[start INPUT ROWS]

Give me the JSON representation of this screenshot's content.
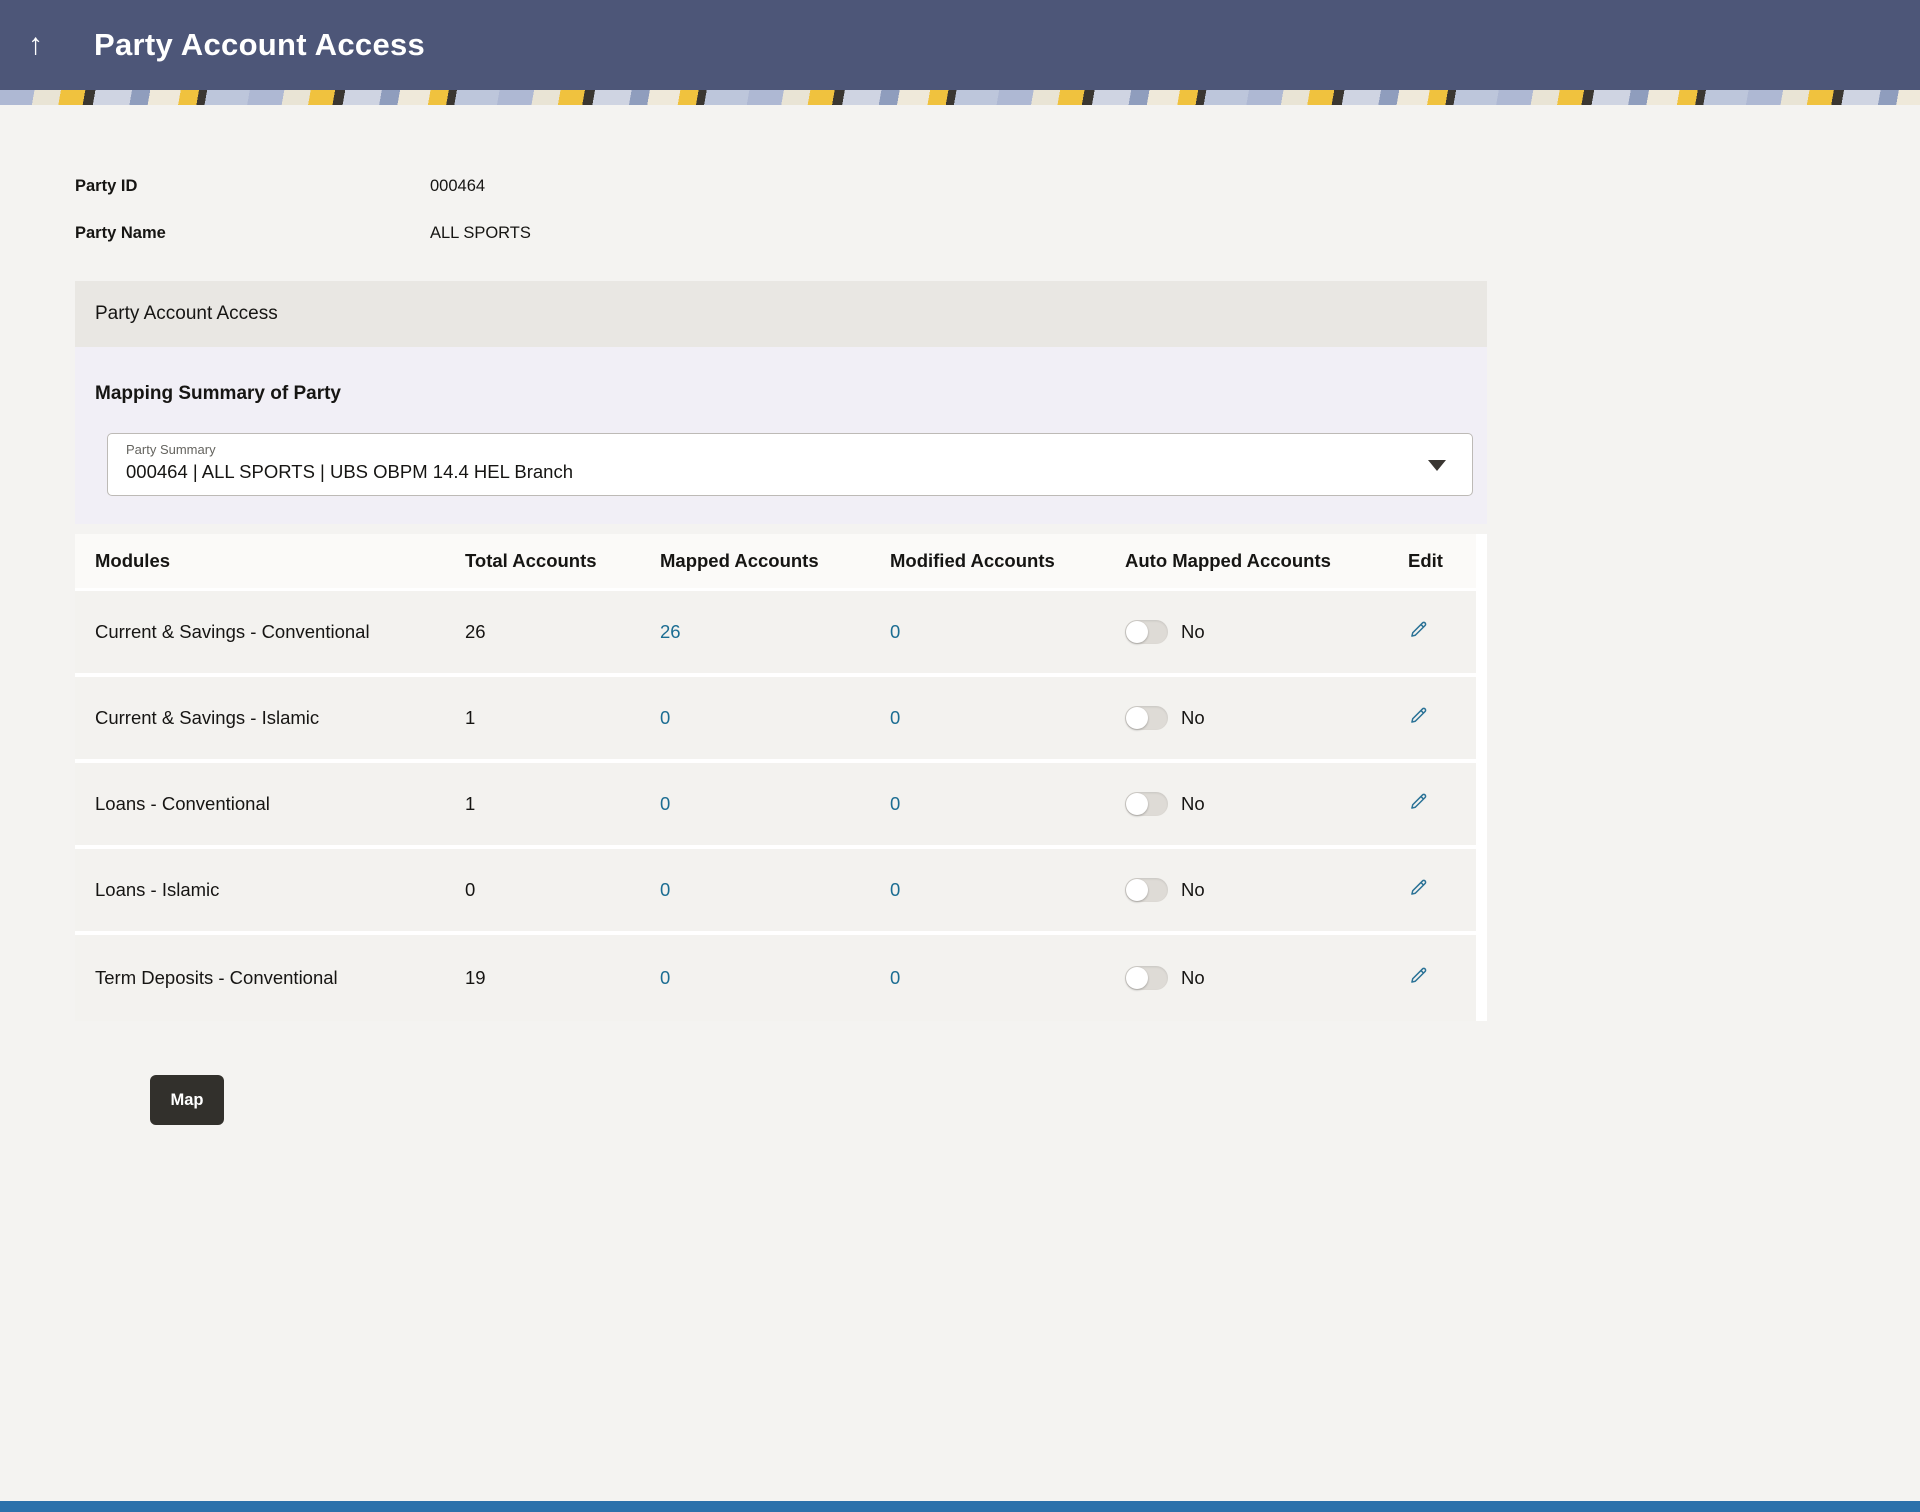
{
  "header": {
    "title": "Party Account Access",
    "back_icon_glyph": "↑"
  },
  "party_info": {
    "id_label": "Party ID",
    "id_value": "000464",
    "name_label": "Party Name",
    "name_value": "ALL SPORTS"
  },
  "panel": {
    "title": "Party Account Access",
    "mapping_title": "Mapping Summary of Party",
    "party_summary": {
      "label": "Party Summary",
      "value": "000464 | ALL SPORTS | UBS OBPM 14.4 HEL Branch"
    }
  },
  "table": {
    "columns": [
      "Modules",
      "Total Accounts",
      "Mapped Accounts",
      "Modified Accounts",
      "Auto Mapped Accounts",
      "Edit"
    ],
    "rows": [
      {
        "module": "Current & Savings - Conventional",
        "total": "26",
        "mapped": "26",
        "modified": "0",
        "auto_mapped": "No"
      },
      {
        "module": "Current & Savings - Islamic",
        "total": "1",
        "mapped": "0",
        "modified": "0",
        "auto_mapped": "No"
      },
      {
        "module": "Loans - Conventional",
        "total": "1",
        "mapped": "0",
        "modified": "0",
        "auto_mapped": "No"
      },
      {
        "module": "Loans - Islamic",
        "total": "0",
        "mapped": "0",
        "modified": "0",
        "auto_mapped": "No"
      },
      {
        "module": "Term Deposits - Conventional",
        "total": "19",
        "mapped": "0",
        "modified": "0",
        "auto_mapped": "No"
      }
    ]
  },
  "actions": {
    "map_label": "Map"
  },
  "colors": {
    "header_bg": "#4d5678",
    "link_blue": "#1b6d92",
    "page_bg": "#f4f3f1",
    "lavender_bg": "#f1eff6",
    "button_bg": "#32302c",
    "footer_blue": "#2b71ab"
  }
}
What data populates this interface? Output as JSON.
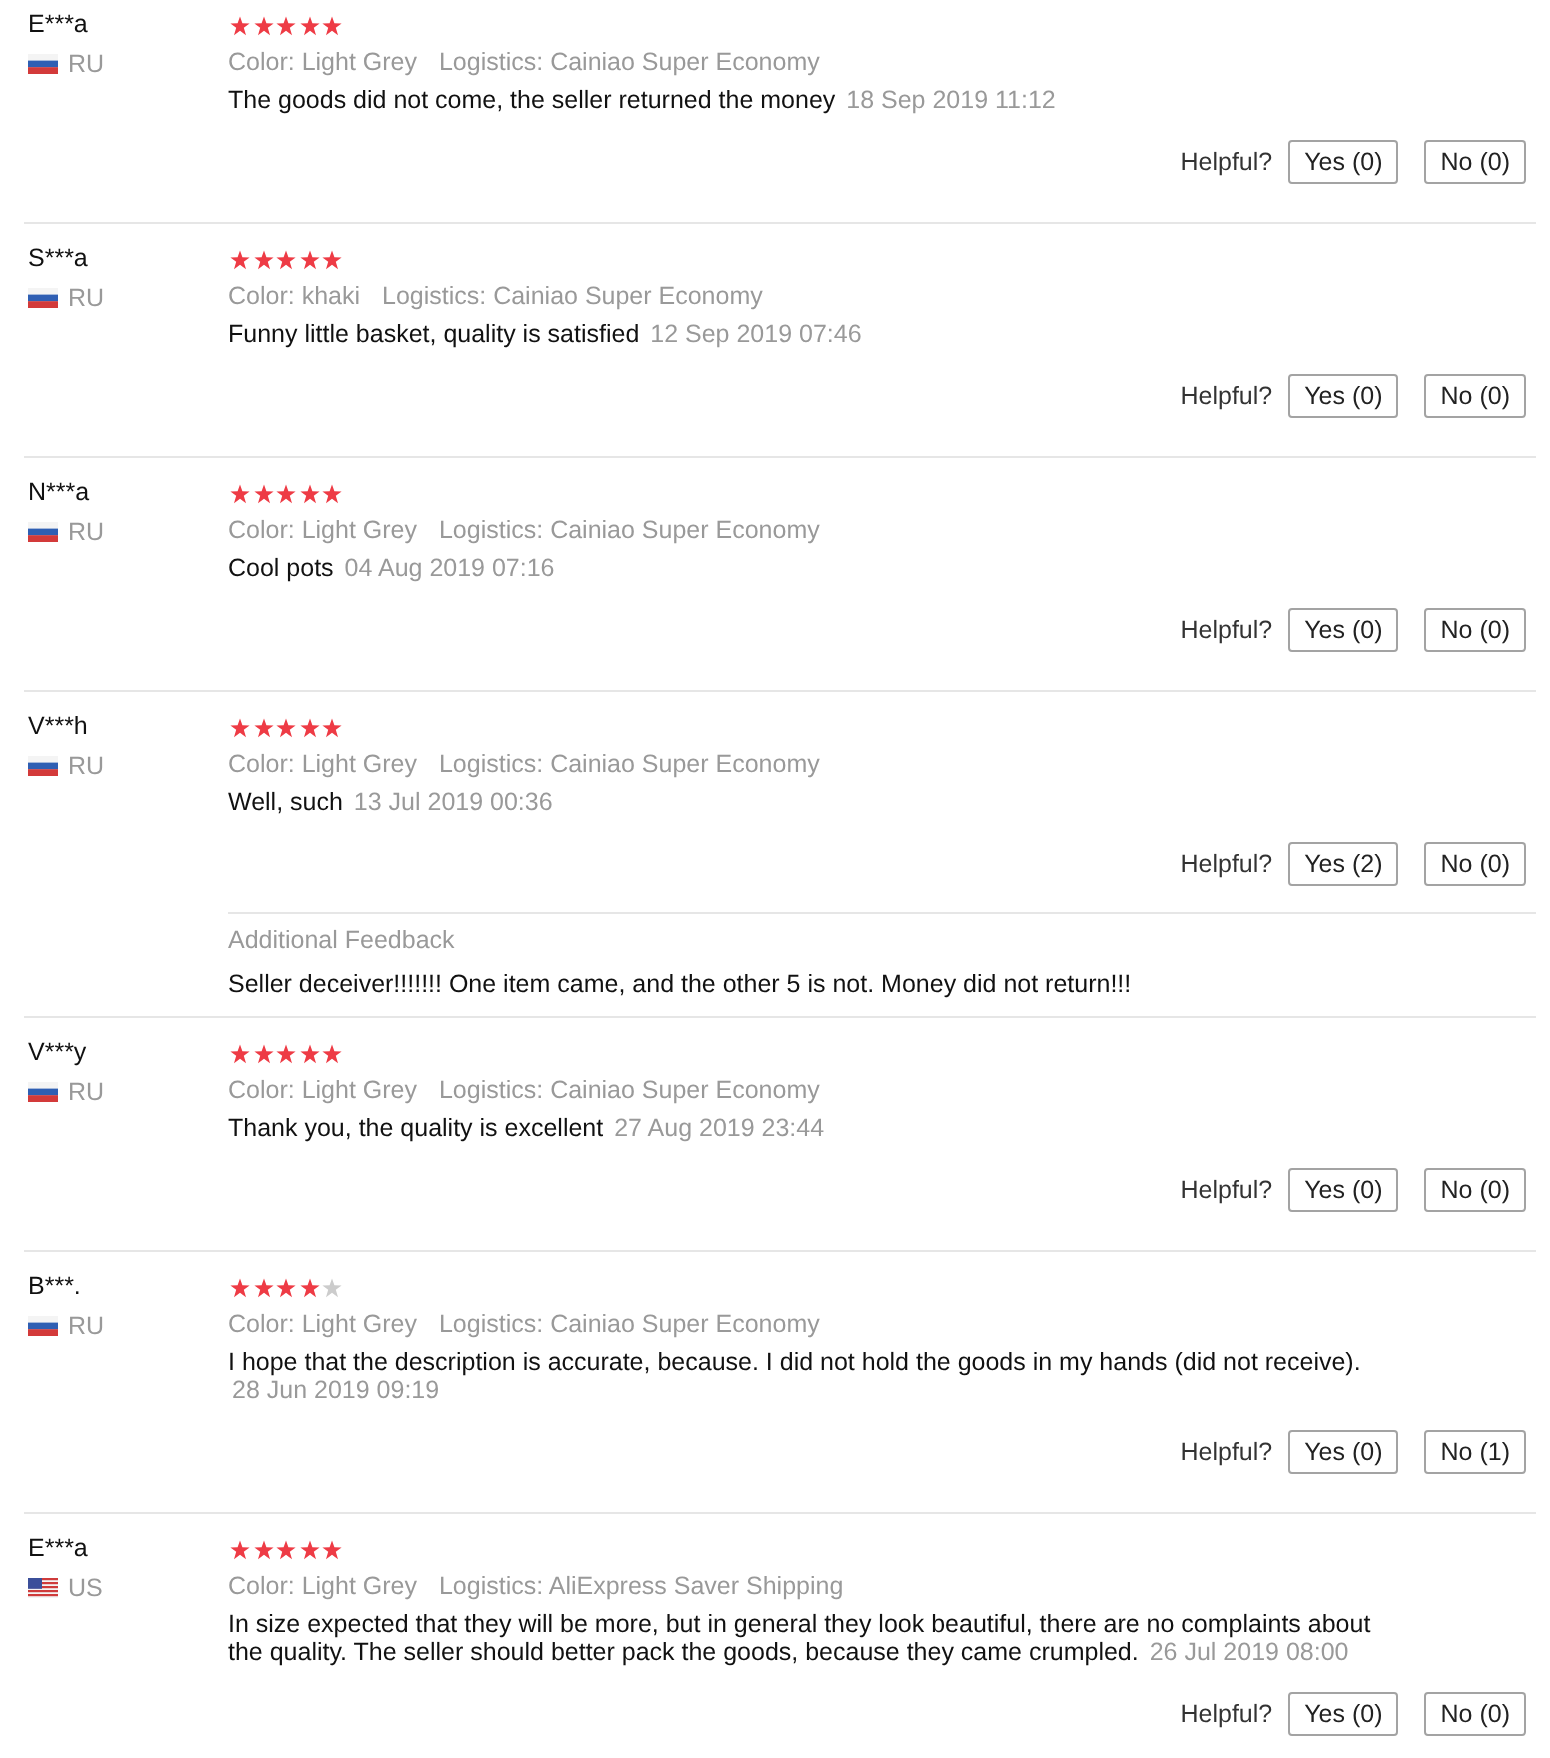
{
  "reviews": [
    {
      "name": "E***a",
      "kind": "ru",
      "country": "RU",
      "stars": 5,
      "attributes": [
        "Color: Light Grey",
        "Logistics: Cainiao Super Economy"
      ],
      "text": "The goods did not come, the seller returned the money",
      "date": "18 Sep 2019 11:12",
      "helpful": {
        "label": "Helpful?",
        "yes": "Yes (0)",
        "no": "No (0)"
      }
    },
    {
      "name": "S***a",
      "kind": "ru",
      "country": "RU",
      "stars": 5,
      "attributes": [
        "Color: khaki",
        "Logistics: Cainiao Super Economy"
      ],
      "text": "Funny little basket, quality is satisfied",
      "date": "12 Sep 2019 07:46",
      "helpful": {
        "label": "Helpful?",
        "yes": "Yes (0)",
        "no": "No (0)"
      }
    },
    {
      "name": "N***a",
      "kind": "ru",
      "country": "RU",
      "stars": 5,
      "attributes": [
        "Color: Light Grey",
        "Logistics: Cainiao Super Economy"
      ],
      "text": "Cool pots",
      "date": "04 Aug 2019 07:16",
      "helpful": {
        "label": "Helpful?",
        "yes": "Yes (0)",
        "no": "No (0)"
      }
    },
    {
      "name": "V***h",
      "kind": "ru",
      "country": "RU",
      "stars": 5,
      "attributes": [
        "Color: Light Grey",
        "Logistics: Cainiao Super Economy"
      ],
      "text": "Well, such",
      "date": "13 Jul 2019 00:36",
      "helpful": {
        "label": "Helpful?",
        "yes": "Yes (2)",
        "no": "No (0)"
      },
      "additional": {
        "label": "Additional Feedback",
        "text": "Seller deceiver!!!!!!! One item came, and the other 5 is not. Money did not return!!!"
      }
    },
    {
      "name": "V***y",
      "kind": "ru",
      "country": "RU",
      "stars": 5,
      "attributes": [
        "Color: Light Grey",
        "Logistics: Cainiao Super Economy"
      ],
      "text": "Thank you, the quality is excellent",
      "date": "27 Aug 2019 23:44",
      "helpful": {
        "label": "Helpful?",
        "yes": "Yes (0)",
        "no": "No (0)"
      }
    },
    {
      "name": "B***.",
      "kind": "ru",
      "country": "RU",
      "stars": 4,
      "attributes": [
        "Color: Light Grey",
        "Logistics: Cainiao Super Economy"
      ],
      "text": "I hope that the description is accurate, because. I did not hold the goods in my hands (did not receive).",
      "date": "28 Jun 2019 09:19",
      "helpful": {
        "label": "Helpful?",
        "yes": "Yes (0)",
        "no": "No (1)"
      }
    },
    {
      "name": "E***a",
      "kind": "us",
      "country": "US",
      "stars": 5,
      "attributes": [
        "Color: Light Grey",
        "Logistics: AliExpress Saver Shipping"
      ],
      "text": "In size expected that they will be more, but in general they look beautiful, there are no complaints about the quality. The seller should better pack the goods, because they came crumpled.",
      "date": "26 Jul 2019 08:00",
      "helpful": {
        "label": "Helpful?",
        "yes": "Yes (0)",
        "no": "No (0)"
      }
    }
  ]
}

[end INPUT ROWS]

■ **WHAT TO WORK ON**
A faithful copy of the records above is needed, with the pictures left out.

■ **CORRECT OUTPUT**
Give me the JSON representation of this screenshot's content.
{
  "header": {
    "title": "Party Account Access",
    "back_icon_glyph": "↑"
  },
  "party_info": {
    "id_label": "Party ID",
    "id_value": "000464",
    "name_label": "Party Name",
    "name_value": "ALL SPORTS"
  },
  "panel": {
    "title": "Party Account Access",
    "mapping_title": "Mapping Summary of Party",
    "party_summary": {
      "label": "Party Summary",
      "value": "000464 | ALL SPORTS | UBS OBPM 14.4 HEL Branch"
    }
  },
  "table": {
    "columns": [
      "Modules",
      "Total Accounts",
      "Mapped Accounts",
      "Modified Accounts",
      "Auto Mapped Accounts",
      "Edit"
    ],
    "rows": [
      {
        "module": "Current & Savings - Conventional",
        "total": "26",
        "mapped": "26",
        "modified": "0",
        "auto_mapped": "No"
      },
      {
        "module": "Current & Savings - Islamic",
        "total": "1",
        "mapped": "0",
        "modified": "0",
        "auto_mapped": "No"
      },
      {
        "module": "Loans - Conventional",
        "total": "1",
        "mapped": "0",
        "modified": "0",
        "auto_mapped": "No"
      },
      {
        "module": "Loans - Islamic",
        "total": "0",
        "mapped": "0",
        "modified": "0",
        "auto_mapped": "No"
      },
      {
        "module": "Term Deposits - Conventional",
        "total": "19",
        "mapped": "0",
        "modified": "0",
        "auto_mapped": "No"
      }
    ]
  },
  "actions": {
    "map_label": "Map"
  },
  "colors": {
    "header_bg": "#4d5678",
    "link_blue": "#1b6d92",
    "page_bg": "#f4f3f1",
    "lavender_bg": "#f1eff6",
    "button_bg": "#32302c",
    "footer_blue": "#2b71ab"
  }
}
What data populates this interface? Output as JSON.
{
  "reviews": [
    {
      "name": "E***a",
      "kind": "ru",
      "country": "RU",
      "stars": 5,
      "attributes": [
        "Color: Light Grey",
        "Logistics: Cainiao Super Economy"
      ],
      "text": "The goods did not come, the seller returned the money",
      "date": "18 Sep 2019 11:12",
      "helpful": {
        "label": "Helpful?",
        "yes": "Yes (0)",
        "no": "No (0)"
      }
    },
    {
      "name": "S***a",
      "kind": "ru",
      "country": "RU",
      "stars": 5,
      "attributes": [
        "Color: khaki",
        "Logistics: Cainiao Super Economy"
      ],
      "text": "Funny little basket, quality is satisfied",
      "date": "12 Sep 2019 07:46",
      "helpful": {
        "label": "Helpful?",
        "yes": "Yes (0)",
        "no": "No (0)"
      }
    },
    {
      "name": "N***a",
      "kind": "ru",
      "country": "RU",
      "stars": 5,
      "attributes": [
        "Color: Light Grey",
        "Logistics: Cainiao Super Economy"
      ],
      "text": "Cool pots",
      "date": "04 Aug 2019 07:16",
      "helpful": {
        "label": "Helpful?",
        "yes": "Yes (0)",
        "no": "No (0)"
      }
    },
    {
      "name": "V***h",
      "kind": "ru",
      "country": "RU",
      "stars": 5,
      "attributes": [
        "Color: Light Grey",
        "Logistics: Cainiao Super Economy"
      ],
      "text": "Well, such",
      "date": "13 Jul 2019 00:36",
      "helpful": {
        "label": "Helpful?",
        "yes": "Yes (2)",
        "no": "No (0)"
      },
      "additional": {
        "label": "Additional Feedback",
        "text": "Seller deceiver!!!!!!! One item came, and the other 5 is not. Money did not return!!!"
      }
    },
    {
      "name": "V***y",
      "kind": "ru",
      "country": "RU",
      "stars": 5,
      "attributes": [
        "Color: Light Grey",
        "Logistics: Cainiao Super Economy"
      ],
      "text": "Thank you, the quality is excellent",
      "date": "27 Aug 2019 23:44",
      "helpful": {
        "label": "Helpful?",
        "yes": "Yes (0)",
        "no": "No (0)"
      }
    },
    {
      "name": "B***.",
      "kind": "ru",
      "country": "RU",
      "stars": 4,
      "attributes": [
        "Color: Light Grey",
        "Logistics: Cainiao Super Economy"
      ],
      "text": "I hope that the description is accurate, because. I did not hold the goods in my hands (did not receive).",
      "date": "28 Jun 2019 09:19",
      "helpful": {
        "label": "Helpful?",
        "yes": "Yes (0)",
        "no": "No (1)"
      }
    },
    {
      "name": "E***a",
      "kind": "us",
      "country": "US",
      "stars": 5,
      "attributes": [
        "Color: Light Grey",
        "Logistics: AliExpress Saver Shipping"
      ],
      "text": "In size expected that they will be more, but in general they look beautiful, there are no complaints about the quality. The seller should better pack the goods, because they came crumpled.",
      "date": "26 Jul 2019 08:00",
      "helpful": {
        "label": "Helpful?",
        "yes": "Yes (0)",
        "no": "No (0)"
      }
    }
  ]
}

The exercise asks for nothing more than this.